▶ [The task]
Copy out all the entries word for word.

[Dataset records]

****************************************

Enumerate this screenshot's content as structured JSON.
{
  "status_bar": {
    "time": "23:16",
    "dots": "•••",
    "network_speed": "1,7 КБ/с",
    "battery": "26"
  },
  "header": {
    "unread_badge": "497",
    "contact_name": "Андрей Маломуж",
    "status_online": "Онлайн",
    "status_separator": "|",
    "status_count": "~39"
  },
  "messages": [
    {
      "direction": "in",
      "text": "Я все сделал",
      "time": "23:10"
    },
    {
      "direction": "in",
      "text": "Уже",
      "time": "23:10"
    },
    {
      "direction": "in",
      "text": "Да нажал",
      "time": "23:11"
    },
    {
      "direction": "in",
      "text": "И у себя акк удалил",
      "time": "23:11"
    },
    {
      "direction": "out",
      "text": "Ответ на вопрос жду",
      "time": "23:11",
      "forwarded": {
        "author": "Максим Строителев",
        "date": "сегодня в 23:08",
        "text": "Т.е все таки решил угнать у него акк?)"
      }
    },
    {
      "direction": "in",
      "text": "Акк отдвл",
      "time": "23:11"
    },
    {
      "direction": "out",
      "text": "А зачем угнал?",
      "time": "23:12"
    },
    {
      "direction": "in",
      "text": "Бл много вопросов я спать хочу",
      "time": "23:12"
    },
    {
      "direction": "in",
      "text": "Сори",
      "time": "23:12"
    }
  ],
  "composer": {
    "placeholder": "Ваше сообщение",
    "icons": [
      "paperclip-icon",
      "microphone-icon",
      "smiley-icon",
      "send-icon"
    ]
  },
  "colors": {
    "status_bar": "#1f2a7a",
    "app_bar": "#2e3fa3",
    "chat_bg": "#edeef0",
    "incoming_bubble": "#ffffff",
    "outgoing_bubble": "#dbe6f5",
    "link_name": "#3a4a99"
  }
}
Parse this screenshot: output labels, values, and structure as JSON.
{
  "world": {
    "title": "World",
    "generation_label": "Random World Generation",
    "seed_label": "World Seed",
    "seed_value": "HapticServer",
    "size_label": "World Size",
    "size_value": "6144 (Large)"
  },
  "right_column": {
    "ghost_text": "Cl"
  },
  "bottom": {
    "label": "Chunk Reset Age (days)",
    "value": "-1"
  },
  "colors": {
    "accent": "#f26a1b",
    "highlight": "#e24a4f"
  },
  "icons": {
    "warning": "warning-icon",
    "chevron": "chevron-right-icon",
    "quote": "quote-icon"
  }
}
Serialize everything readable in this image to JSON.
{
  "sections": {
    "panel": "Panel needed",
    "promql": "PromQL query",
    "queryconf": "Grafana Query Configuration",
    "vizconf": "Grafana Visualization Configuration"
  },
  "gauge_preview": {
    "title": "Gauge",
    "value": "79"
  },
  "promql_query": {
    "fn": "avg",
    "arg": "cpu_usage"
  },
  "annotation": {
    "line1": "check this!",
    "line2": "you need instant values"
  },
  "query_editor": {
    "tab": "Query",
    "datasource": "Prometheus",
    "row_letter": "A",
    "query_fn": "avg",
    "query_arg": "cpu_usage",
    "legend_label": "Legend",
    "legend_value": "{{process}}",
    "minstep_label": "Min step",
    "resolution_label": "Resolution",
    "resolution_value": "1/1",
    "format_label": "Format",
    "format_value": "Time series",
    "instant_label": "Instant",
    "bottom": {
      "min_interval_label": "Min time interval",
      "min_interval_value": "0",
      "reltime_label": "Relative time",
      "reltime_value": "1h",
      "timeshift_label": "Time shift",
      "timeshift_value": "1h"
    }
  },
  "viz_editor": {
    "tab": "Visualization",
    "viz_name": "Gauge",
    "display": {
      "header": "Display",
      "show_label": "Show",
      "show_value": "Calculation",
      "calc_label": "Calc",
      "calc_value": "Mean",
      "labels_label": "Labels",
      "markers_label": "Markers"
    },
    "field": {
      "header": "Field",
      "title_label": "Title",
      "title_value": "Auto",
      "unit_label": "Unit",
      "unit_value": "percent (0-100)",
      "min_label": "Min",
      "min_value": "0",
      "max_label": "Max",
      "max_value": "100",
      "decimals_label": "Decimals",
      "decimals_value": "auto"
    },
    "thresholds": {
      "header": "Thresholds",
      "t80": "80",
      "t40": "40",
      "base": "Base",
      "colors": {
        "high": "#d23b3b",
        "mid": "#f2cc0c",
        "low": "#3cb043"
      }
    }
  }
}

****************************************

▶ [Worked solution]
Enumerate this screenshot's content as structured JSON.
{
  "status_bar": {
    "time": "23:16",
    "dots": "•••",
    "network_speed": "1,7 КБ/с",
    "battery": "26"
  },
  "header": {
    "unread_badge": "497",
    "contact_name": "Андрей Маломуж",
    "status_online": "Онлайн",
    "status_separator": "|",
    "status_count": "~39"
  },
  "messages": [
    {
      "direction": "in",
      "text": "Я все сделал",
      "time": "23:10"
    },
    {
      "direction": "in",
      "text": "Уже",
      "time": "23:10"
    },
    {
      "direction": "in",
      "text": "Да нажал",
      "time": "23:11"
    },
    {
      "direction": "in",
      "text": "И у себя акк удалил",
      "time": "23:11"
    },
    {
      "direction": "out",
      "text": "Ответ на вопрос жду",
      "time": "23:11",
      "forwarded": {
        "author": "Максим Строителев",
        "date": "сегодня в 23:08",
        "text": "Т.е все таки решил угнать у него акк?)"
      }
    },
    {
      "direction": "in",
      "text": "Акк отдвл",
      "time": "23:11"
    },
    {
      "direction": "out",
      "text": "А зачем угнал?",
      "time": "23:12"
    },
    {
      "direction": "in",
      "text": "Бл много вопросов я спать хочу",
      "time": "23:12"
    },
    {
      "direction": "in",
      "text": "Сори",
      "time": "23:12"
    }
  ],
  "composer": {
    "placeholder": "Ваше сообщение",
    "icons": [
      "paperclip-icon",
      "microphone-icon",
      "smiley-icon",
      "send-icon"
    ]
  },
  "colors": {
    "status_bar": "#1f2a7a",
    "app_bar": "#2e3fa3",
    "chat_bg": "#edeef0",
    "incoming_bubble": "#ffffff",
    "outgoing_bubble": "#dbe6f5",
    "link_name": "#3a4a99"
  }
}
Parse this screenshot: output labels, values, and structure as JSON.
{
  "world": {
    "title": "World",
    "generation_label": "Random World Generation",
    "seed_label": "World Seed",
    "seed_value": "HapticServer",
    "size_label": "World Size",
    "size_value": "6144 (Large)"
  },
  "right_column": {
    "ghost_text": "Cl"
  },
  "bottom": {
    "label": "Chunk Reset Age (days)",
    "value": "-1"
  },
  "colors": {
    "accent": "#f26a1b",
    "highlight": "#e24a4f"
  },
  "icons": {
    "warning": "warning-icon",
    "chevron": "chevron-right-icon",
    "quote": "quote-icon"
  }
}
Serialize everything readable in this image to JSON.
{
  "sections": {
    "panel": "Panel needed",
    "promql": "PromQL query",
    "queryconf": "Grafana Query Configuration",
    "vizconf": "Grafana Visualization Configuration"
  },
  "gauge_preview": {
    "title": "Gauge",
    "value": "79"
  },
  "promql_query": {
    "fn": "avg",
    "arg": "cpu_usage"
  },
  "annotation": {
    "line1": "check this!",
    "line2": "you need instant values"
  },
  "query_editor": {
    "tab": "Query",
    "datasource": "Prometheus",
    "row_letter": "A",
    "query_fn": "avg",
    "query_arg": "cpu_usage",
    "legend_label": "Legend",
    "legend_value": "{{process}}",
    "minstep_label": "Min step",
    "resolution_label": "Resolution",
    "resolution_value": "1/1",
    "format_label": "Format",
    "format_value": "Time series",
    "instant_label": "Instant",
    "bottom": {
      "min_interval_label": "Min time interval",
      "min_interval_value": "0",
      "reltime_label": "Relative time",
      "reltime_value": "1h",
      "timeshift_label": "Time shift",
      "timeshift_value": "1h"
    }
  },
  "viz_editor": {
    "tab": "Visualization",
    "viz_name": "Gauge",
    "display": {
      "header": "Display",
      "show_label": "Show",
      "show_value": "Calculation",
      "calc_label": "Calc",
      "calc_value": "Mean",
      "labels_label": "Labels",
      "markers_label": "Markers"
    },
    "field": {
      "header": "Field",
      "title_label": "Title",
      "title_value": "Auto",
      "unit_label": "Unit",
      "unit_value": "percent (0-100)",
      "min_label": "Min",
      "min_value": "0",
      "max_label": "Max",
      "max_value": "100",
      "decimals_label": "Decimals",
      "decimals_value": "auto"
    },
    "thresholds": {
      "header": "Thresholds",
      "t80": "80",
      "t40": "40",
      "base": "Base",
      "colors": {
        "high": "#d23b3b",
        "mid": "#f2cc0c",
        "low": "#3cb043"
      }
    }
  }
}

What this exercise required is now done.